#### Provided records
▽

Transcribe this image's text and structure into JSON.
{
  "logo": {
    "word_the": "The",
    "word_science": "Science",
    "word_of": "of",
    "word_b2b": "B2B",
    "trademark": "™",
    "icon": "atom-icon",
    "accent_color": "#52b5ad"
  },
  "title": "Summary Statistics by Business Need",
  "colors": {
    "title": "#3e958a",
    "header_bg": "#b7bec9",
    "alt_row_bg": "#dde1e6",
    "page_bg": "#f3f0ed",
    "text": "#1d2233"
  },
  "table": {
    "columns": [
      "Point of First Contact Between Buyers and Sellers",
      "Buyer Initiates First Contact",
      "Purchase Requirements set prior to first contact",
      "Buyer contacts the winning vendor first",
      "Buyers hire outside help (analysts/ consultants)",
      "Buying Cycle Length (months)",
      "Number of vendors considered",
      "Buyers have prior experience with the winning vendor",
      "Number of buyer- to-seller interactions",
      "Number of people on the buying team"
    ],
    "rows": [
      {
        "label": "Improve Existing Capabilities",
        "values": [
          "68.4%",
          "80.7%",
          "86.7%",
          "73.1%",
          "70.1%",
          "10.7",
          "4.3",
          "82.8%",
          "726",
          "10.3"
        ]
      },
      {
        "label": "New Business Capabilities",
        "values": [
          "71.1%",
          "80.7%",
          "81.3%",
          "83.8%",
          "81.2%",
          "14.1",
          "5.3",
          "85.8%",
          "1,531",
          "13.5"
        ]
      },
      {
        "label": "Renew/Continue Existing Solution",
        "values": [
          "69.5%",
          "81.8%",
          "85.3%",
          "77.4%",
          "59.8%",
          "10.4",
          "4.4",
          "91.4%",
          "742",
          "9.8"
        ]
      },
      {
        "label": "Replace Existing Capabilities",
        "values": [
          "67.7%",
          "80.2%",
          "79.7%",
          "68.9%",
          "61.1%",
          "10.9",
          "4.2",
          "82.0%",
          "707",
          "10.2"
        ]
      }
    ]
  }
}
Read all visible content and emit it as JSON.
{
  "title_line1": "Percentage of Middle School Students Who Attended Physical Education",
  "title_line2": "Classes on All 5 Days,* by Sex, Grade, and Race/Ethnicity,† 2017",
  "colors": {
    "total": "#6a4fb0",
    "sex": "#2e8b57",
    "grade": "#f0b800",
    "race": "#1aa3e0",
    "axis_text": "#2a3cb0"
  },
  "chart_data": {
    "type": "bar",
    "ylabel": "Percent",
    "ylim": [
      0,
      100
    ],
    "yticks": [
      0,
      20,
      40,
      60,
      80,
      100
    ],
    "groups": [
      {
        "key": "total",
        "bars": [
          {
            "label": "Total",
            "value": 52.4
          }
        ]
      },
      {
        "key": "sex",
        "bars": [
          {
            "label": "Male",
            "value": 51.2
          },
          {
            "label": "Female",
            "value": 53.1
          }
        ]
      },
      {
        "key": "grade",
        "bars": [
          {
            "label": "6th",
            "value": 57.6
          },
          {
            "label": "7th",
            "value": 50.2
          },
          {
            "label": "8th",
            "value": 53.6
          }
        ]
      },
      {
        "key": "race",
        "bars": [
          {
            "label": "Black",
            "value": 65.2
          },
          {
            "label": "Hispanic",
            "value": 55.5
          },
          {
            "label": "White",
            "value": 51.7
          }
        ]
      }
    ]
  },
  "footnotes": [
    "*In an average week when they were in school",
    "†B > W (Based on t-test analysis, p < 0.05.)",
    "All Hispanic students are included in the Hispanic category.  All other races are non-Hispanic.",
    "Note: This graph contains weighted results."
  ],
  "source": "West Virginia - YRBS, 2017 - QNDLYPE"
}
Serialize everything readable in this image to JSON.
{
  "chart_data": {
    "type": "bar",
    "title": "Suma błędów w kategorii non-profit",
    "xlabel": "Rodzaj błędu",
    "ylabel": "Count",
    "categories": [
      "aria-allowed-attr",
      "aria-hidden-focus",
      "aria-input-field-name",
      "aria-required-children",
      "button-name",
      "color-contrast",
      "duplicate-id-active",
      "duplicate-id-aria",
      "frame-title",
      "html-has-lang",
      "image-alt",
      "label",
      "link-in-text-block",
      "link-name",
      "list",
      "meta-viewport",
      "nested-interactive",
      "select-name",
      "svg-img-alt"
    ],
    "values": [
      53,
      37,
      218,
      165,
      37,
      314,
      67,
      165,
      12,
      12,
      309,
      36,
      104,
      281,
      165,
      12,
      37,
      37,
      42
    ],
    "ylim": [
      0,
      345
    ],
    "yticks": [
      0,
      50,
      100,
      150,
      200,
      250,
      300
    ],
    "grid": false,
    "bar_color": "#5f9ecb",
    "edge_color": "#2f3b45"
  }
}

△

#### The request
Using the listing above, work out how many of its lines include "name", and give only the result.

#### Finished answer
4